◆ TASK DIRECTIONS ◆
Exactly as written, print each record in the listing.

◆ MATERIAL PROVIDED ◆
——

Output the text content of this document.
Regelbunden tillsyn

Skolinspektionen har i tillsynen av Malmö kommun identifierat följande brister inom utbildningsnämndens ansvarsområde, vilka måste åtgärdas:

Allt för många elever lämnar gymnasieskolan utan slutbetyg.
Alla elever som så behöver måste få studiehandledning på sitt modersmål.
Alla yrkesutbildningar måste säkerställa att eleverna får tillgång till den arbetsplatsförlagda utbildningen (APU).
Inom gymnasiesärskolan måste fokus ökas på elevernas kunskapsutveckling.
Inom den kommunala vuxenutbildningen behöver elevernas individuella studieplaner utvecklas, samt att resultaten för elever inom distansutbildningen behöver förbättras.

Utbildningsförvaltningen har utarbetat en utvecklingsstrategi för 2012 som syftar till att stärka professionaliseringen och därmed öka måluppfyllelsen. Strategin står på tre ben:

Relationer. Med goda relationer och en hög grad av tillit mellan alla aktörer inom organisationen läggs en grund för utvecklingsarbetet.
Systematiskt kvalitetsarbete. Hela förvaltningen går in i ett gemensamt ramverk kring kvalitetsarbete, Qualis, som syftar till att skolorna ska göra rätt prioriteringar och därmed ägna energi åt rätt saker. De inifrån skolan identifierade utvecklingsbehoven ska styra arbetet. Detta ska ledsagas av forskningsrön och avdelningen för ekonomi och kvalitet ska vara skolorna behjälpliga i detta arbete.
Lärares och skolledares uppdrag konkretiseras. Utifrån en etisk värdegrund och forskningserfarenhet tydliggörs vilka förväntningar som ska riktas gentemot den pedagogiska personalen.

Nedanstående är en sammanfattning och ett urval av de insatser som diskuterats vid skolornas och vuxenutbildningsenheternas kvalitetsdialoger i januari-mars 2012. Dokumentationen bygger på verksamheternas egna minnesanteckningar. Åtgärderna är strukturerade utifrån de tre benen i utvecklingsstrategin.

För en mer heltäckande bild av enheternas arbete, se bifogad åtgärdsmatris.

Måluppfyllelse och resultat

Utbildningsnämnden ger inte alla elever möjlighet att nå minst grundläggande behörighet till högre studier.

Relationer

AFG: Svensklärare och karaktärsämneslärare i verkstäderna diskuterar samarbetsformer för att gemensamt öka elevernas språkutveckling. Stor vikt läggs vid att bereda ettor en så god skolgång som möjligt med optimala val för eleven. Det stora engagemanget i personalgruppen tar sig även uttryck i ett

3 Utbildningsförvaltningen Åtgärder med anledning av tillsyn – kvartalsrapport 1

——

◆ SOLUTION BELOW ◆
Output the text content of this document.
Regelbunden tillsyn

Skolinspektionen har i tillsynen av Malmö kommun identifierat följande brister inom utbildningsnämndens ansvarsområde, vilka måste åtgärdas:

Allt för många elever lämnar gymnasieskolan utan slutbetyg.
Alla elever som så behöver måste få studiehandledning på sitt modersmål.
Alla yrkesutbildningar måste säkerställa att eleverna får tillgång till den arbetsplatsförlagda utbildningen (APU).
Inom gymnasiesärskolan måste fokus ökas på elevernas kunskapsutveckling.
Inom den kommunala vuxenutbildningen behöver elevernas individuella studieplaner utvecklas, samt att resultaten för elever inom distansutbildningen behöver förbättras.

Utbildningsförvaltningen har utarbetat en utvecklingsstrategi för 2012 som syftar till att stärka professionaliseringen och därmed öka måluppfyllelsen. Strategin står på tre ben:

Relationer. Med goda relationer och en hög grad av tillit mellan alla aktörer inom organisationen läggs en grund för utvecklingsarbetet.
Systematiskt kvalitetsarbete. Hela förvaltningen går in i ett gemensamt ramverk kring kvalitetsarbete, Qualis, som syftar till att skolorna ska göra rätt prioriteringar och därmed ägna energi åt rätt saker. De inifrån skolan identifierade utvecklingsbehoven ska styra arbetet. Detta ska ledsagas av forskningsrön och avdelningen för ekonomi och kvalitet ska vara skolorna behjälpliga i detta arbete.
Lärares och skolledares uppdrag konkretiseras. Utifrån en etisk värdegrund och forskningserfarenhet tydliggörs vilka förväntningar som ska riktas gentemot den pedagogiska personalen.

Nedanstående är en sammanfattning och ett urval av de insatser som diskuterats vid skolornas och vuxenutbildningsenheternas kvalitetsdialoger i januari-mars 2012. Dokumentationen bygger på verksamheternas egna minnesanteckningar. Åtgärderna är strukturerade utifrån de tre benen i utvecklingsstrategin.

För en mer heltäckande bild av enheternas arbete, se bifogad åtgärdsmatris.

Måluppfyllelse och resultat

Utbildningsnämnden ger inte alla elever möjlighet att nå minst grundläggande behörighet till högre studier.

Relationer

AFG: Svensklärare och karaktärsämneslärare i verkstäderna diskuterar samarbetsformer för att gemensamt öka elevernas språkutveckling. Stor vikt läggs vid att bereda ettor en så god skolgång som möjligt med optimala val för eleven. Det stora engagemanget i personalgruppen tar sig även uttryck i ett

3 Utbildningsförvaltningen Åtgärder med anledning av tillsyn – kvartalsrapport 1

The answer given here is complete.